• **Data extract**:
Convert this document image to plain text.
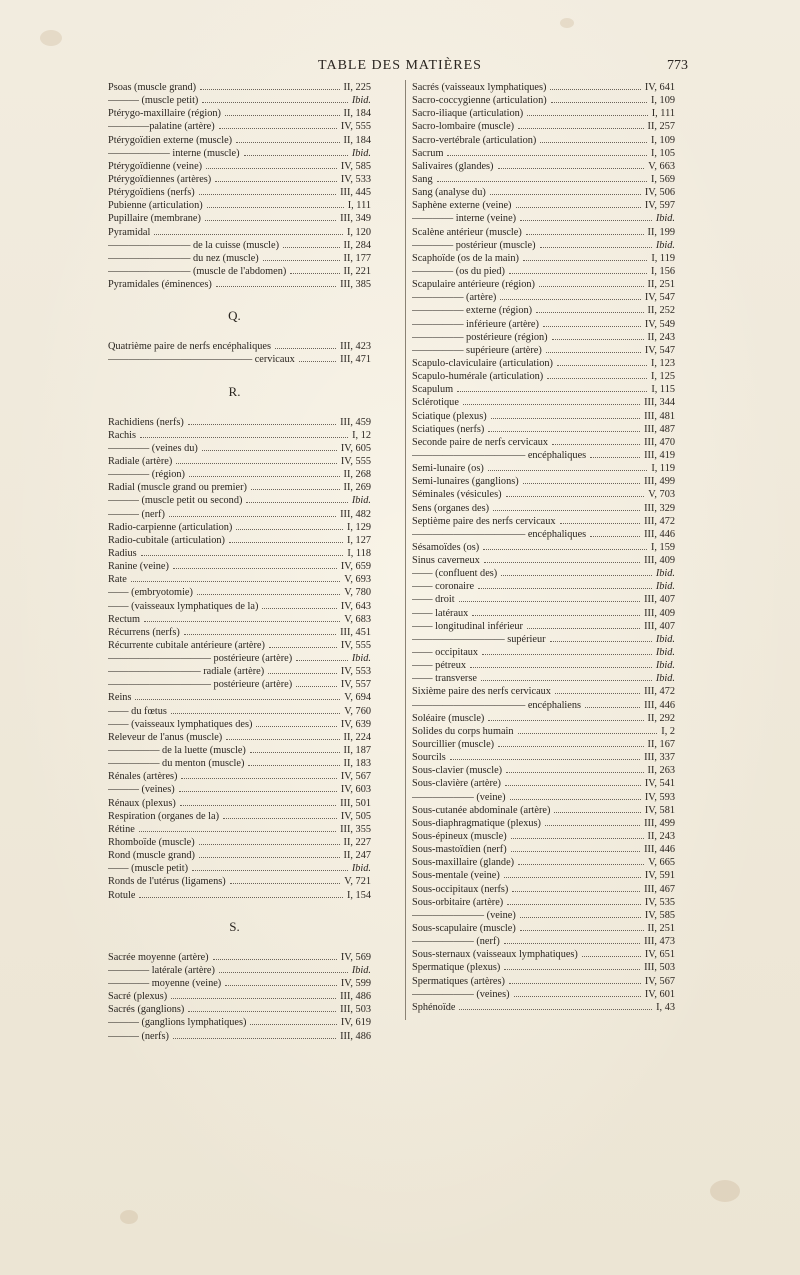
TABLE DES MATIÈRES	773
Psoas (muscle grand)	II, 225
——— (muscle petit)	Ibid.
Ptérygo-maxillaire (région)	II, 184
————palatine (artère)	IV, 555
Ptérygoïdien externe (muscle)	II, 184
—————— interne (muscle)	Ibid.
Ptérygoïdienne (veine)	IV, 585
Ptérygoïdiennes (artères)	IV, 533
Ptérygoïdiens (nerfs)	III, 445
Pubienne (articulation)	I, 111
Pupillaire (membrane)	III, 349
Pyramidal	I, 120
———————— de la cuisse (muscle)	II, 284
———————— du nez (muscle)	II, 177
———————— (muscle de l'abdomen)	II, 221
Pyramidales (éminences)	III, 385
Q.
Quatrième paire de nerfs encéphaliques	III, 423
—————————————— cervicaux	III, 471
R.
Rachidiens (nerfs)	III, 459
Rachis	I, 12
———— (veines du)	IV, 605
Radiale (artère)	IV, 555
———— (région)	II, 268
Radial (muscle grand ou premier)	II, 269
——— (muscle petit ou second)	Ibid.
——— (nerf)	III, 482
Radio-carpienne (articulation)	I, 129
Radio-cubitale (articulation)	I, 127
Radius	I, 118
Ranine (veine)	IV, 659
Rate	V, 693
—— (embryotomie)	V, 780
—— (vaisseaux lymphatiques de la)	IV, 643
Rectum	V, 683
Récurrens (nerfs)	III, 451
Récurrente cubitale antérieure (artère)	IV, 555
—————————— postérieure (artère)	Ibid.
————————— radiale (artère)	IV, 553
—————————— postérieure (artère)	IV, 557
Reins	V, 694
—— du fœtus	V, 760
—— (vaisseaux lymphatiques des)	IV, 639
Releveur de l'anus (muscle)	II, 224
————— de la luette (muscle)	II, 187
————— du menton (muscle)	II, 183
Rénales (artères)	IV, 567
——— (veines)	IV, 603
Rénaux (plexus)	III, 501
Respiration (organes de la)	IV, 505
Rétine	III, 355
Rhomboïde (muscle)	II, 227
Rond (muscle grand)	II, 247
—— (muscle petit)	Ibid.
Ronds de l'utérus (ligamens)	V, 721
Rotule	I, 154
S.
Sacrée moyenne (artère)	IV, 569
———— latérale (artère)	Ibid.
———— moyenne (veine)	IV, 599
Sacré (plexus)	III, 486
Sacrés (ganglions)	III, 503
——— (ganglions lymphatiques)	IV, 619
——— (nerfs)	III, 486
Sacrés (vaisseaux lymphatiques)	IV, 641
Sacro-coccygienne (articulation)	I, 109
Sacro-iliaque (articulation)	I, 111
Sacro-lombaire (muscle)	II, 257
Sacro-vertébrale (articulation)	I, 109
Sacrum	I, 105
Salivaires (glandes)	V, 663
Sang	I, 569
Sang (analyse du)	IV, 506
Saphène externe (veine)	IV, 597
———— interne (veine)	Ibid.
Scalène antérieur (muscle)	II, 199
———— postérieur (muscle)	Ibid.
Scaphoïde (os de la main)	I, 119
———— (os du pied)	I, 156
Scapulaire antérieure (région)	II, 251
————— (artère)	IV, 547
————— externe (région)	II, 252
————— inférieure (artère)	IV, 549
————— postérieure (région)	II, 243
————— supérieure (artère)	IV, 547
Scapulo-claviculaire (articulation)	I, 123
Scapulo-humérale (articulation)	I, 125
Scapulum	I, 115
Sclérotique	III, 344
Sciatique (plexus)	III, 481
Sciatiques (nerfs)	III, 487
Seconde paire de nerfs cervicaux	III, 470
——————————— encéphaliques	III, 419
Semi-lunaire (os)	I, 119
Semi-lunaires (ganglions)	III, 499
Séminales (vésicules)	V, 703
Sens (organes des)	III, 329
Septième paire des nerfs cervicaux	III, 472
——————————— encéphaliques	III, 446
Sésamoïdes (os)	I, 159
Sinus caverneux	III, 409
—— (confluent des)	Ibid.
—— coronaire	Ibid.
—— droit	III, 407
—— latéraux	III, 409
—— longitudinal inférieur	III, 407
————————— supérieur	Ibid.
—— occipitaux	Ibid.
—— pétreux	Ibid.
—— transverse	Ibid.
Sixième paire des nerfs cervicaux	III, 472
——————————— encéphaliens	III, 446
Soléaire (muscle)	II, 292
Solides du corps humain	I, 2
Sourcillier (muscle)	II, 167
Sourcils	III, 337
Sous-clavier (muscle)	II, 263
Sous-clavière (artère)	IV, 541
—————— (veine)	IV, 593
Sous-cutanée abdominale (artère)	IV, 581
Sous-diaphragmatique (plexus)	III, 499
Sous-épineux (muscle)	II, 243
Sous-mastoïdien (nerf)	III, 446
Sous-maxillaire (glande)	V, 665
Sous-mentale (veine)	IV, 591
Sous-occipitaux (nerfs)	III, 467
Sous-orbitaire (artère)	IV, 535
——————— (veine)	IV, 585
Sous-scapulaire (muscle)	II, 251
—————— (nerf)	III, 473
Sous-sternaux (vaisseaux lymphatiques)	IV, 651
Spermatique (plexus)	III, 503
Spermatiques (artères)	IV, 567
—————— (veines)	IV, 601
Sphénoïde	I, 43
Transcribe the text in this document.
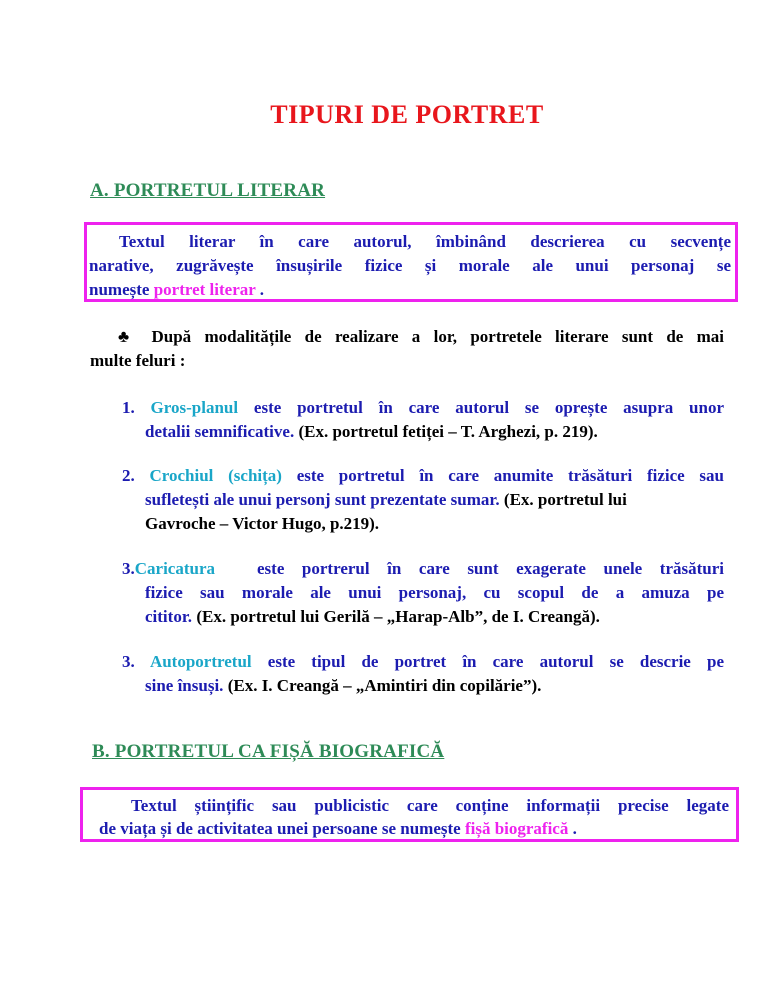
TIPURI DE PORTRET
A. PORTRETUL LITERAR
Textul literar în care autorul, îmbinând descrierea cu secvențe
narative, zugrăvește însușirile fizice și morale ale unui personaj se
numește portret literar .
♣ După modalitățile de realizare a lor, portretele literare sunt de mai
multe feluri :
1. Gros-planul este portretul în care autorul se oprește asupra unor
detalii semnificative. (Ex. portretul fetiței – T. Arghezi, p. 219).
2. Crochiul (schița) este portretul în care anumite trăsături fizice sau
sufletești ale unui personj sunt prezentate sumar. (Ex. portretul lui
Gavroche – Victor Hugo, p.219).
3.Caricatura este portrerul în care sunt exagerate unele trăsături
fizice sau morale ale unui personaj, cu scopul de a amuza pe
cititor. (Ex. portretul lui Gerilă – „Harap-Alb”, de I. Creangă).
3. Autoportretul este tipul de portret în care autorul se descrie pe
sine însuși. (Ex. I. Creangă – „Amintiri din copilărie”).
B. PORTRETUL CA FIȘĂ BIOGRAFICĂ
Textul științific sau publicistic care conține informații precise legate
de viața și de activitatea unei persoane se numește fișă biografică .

• **Requirement**: Filter the listing above for the string "morale" and copy every matching line.

• **Solution**:
narative, zugrăvește însușirile fizice și morale ale unui personaj se
fizice sau morale ale unui personaj, cu scopul de a amuza pe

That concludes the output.